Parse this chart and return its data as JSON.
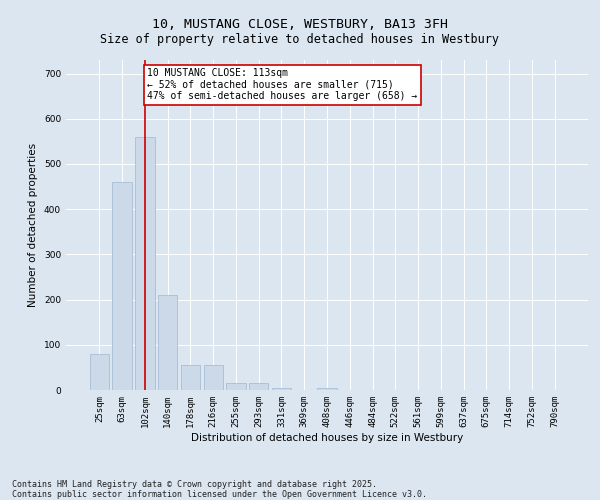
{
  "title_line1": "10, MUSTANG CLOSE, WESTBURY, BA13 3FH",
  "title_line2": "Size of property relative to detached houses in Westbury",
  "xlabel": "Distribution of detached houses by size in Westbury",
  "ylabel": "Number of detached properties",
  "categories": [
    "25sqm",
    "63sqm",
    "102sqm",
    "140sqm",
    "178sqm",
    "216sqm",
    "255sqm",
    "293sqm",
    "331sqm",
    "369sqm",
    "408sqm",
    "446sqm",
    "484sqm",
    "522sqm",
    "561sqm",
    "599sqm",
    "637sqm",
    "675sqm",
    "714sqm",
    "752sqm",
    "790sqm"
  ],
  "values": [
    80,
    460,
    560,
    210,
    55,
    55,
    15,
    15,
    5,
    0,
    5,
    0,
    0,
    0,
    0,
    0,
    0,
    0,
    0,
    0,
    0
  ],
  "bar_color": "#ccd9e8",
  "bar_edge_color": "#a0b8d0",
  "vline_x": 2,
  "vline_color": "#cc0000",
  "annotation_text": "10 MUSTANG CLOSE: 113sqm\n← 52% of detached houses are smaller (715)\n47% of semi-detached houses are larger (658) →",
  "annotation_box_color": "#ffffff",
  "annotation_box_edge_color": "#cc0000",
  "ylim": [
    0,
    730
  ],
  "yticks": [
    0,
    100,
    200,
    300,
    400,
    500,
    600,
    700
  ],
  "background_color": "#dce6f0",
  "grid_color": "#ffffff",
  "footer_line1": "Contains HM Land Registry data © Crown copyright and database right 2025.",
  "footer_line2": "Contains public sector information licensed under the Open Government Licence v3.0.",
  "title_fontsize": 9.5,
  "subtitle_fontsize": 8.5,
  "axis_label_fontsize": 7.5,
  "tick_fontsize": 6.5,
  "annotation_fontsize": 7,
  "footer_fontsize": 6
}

§ §

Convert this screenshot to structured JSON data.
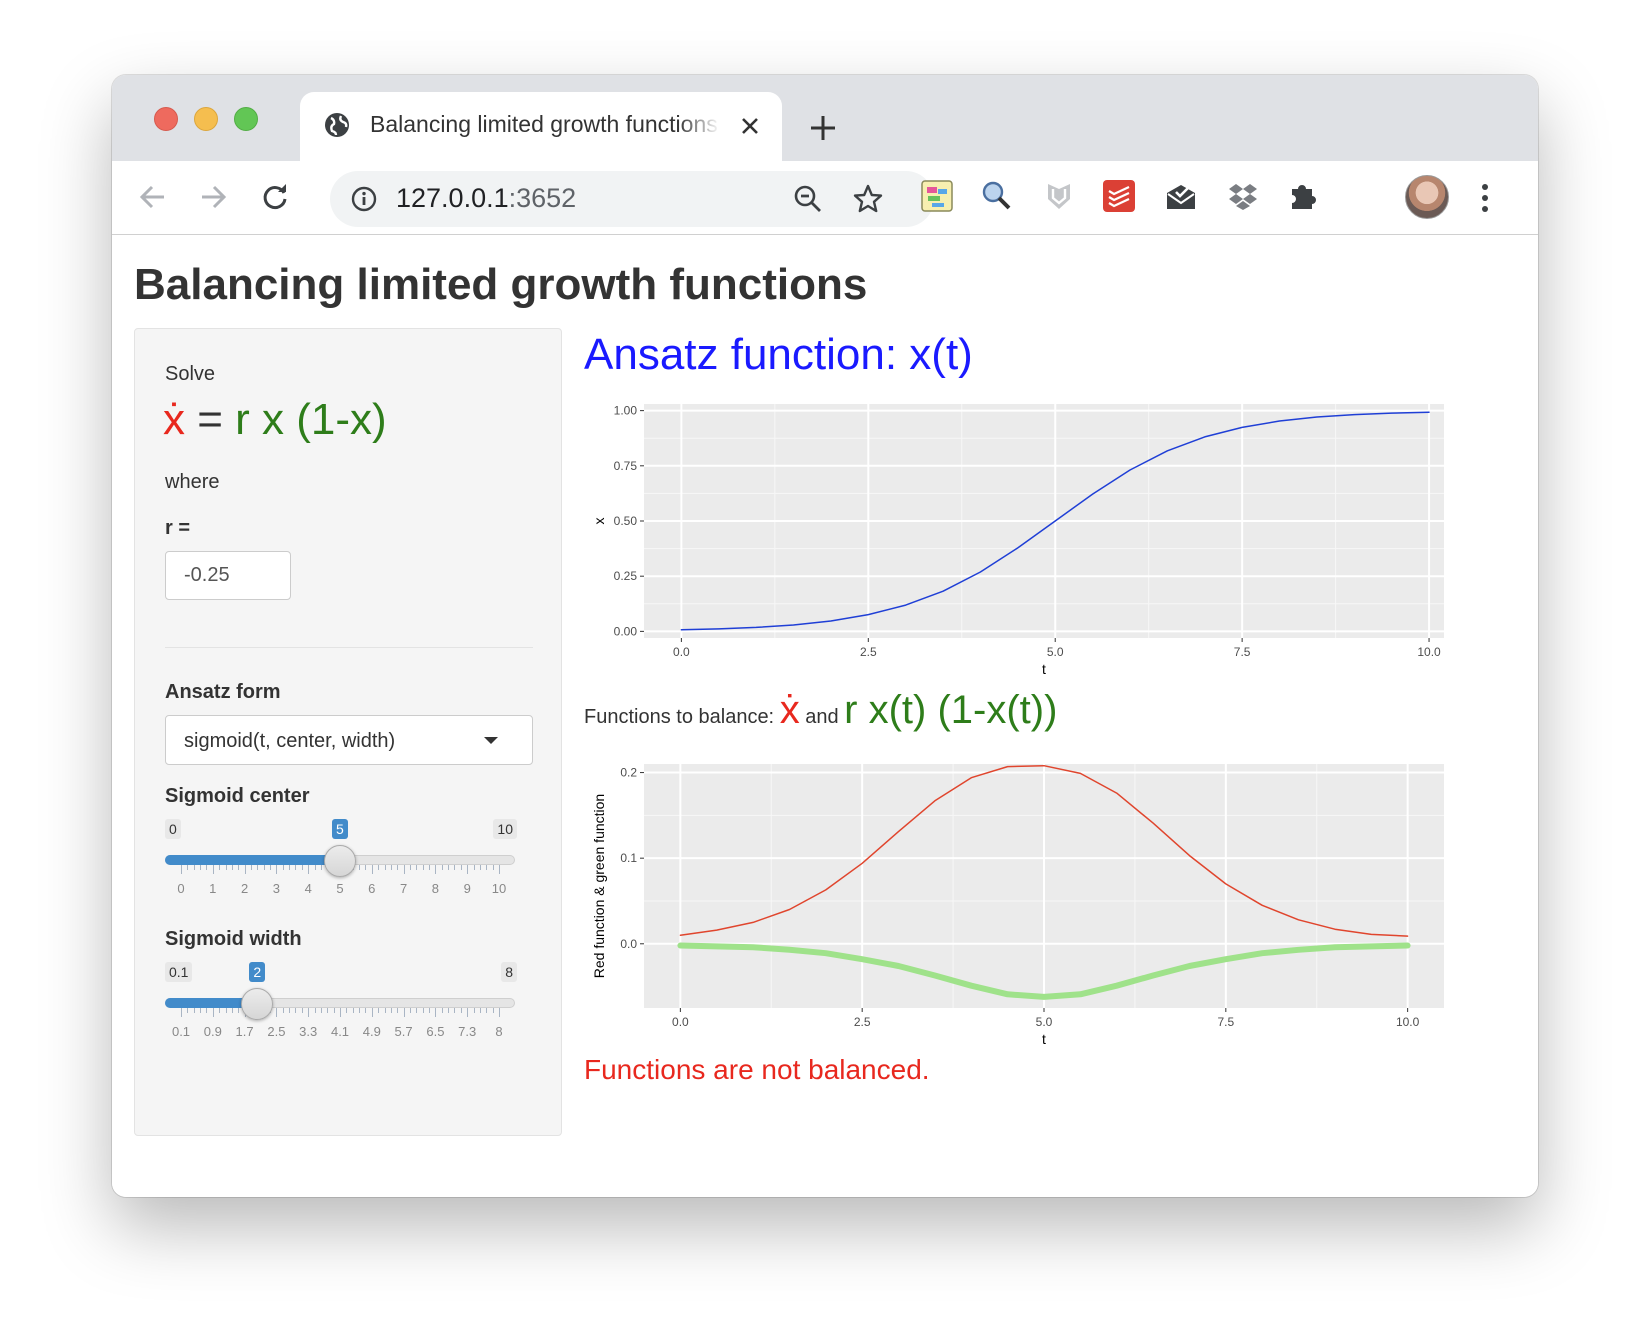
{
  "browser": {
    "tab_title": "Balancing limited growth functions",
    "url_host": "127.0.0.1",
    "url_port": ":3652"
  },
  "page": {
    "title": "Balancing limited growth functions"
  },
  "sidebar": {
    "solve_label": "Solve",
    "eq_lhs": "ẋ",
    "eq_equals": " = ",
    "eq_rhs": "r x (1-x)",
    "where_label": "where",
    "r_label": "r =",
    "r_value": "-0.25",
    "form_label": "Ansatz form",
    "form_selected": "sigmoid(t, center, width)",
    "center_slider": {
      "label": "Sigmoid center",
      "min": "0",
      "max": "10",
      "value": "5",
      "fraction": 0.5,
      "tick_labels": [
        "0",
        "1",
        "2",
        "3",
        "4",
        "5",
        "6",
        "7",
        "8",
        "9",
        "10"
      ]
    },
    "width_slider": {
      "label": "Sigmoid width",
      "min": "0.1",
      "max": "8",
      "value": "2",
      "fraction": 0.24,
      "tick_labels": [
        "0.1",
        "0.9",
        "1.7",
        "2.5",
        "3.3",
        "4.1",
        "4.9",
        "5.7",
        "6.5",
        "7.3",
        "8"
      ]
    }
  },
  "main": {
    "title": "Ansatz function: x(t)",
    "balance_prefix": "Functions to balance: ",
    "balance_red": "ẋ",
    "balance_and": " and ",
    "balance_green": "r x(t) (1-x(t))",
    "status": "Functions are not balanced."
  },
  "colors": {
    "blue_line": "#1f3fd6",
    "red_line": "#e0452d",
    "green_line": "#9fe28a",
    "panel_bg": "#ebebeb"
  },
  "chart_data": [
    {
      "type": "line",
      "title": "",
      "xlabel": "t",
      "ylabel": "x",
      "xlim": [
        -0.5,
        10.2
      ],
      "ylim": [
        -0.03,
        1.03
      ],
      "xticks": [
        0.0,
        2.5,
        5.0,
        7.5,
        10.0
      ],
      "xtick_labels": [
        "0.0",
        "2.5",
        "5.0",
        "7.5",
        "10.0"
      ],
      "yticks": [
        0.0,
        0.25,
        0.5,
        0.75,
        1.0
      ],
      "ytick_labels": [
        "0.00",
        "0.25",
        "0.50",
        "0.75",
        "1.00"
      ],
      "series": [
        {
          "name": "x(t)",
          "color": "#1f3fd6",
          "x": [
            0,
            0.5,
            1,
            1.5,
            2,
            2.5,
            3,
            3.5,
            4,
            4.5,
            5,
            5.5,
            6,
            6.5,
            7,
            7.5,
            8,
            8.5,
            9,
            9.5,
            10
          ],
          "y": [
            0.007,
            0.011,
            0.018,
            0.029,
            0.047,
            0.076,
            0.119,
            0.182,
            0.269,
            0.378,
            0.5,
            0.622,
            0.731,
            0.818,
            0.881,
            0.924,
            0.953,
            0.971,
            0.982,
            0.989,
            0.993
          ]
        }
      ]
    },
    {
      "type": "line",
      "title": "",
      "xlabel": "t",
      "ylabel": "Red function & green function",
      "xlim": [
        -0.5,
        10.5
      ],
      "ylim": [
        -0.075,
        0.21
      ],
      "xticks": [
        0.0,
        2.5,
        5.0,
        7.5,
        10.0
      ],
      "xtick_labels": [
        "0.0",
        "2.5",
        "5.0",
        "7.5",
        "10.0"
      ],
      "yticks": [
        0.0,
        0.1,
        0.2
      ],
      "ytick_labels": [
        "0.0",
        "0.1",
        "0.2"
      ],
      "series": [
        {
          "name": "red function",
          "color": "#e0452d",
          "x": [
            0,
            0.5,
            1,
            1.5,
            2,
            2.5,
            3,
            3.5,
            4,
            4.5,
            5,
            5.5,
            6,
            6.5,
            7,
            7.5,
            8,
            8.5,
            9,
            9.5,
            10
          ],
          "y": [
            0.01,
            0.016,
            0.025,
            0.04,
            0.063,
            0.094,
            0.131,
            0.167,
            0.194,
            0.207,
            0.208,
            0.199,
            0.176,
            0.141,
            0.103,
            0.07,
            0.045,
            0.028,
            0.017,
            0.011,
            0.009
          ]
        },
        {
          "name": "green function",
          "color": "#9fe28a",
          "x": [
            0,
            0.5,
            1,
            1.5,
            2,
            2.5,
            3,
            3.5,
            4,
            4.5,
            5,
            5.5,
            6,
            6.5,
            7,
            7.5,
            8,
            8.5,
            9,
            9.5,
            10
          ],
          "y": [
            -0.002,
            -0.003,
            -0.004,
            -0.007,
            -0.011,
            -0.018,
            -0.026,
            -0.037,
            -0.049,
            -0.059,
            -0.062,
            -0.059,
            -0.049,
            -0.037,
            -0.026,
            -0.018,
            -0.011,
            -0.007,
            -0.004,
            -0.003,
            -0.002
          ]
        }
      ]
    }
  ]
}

§ §

Locate the word "name" in the entries, and copy every line where it is found.

**Solution to the problem**
          "name": "x(t)",
          "name": "red function",
          "name": "green function",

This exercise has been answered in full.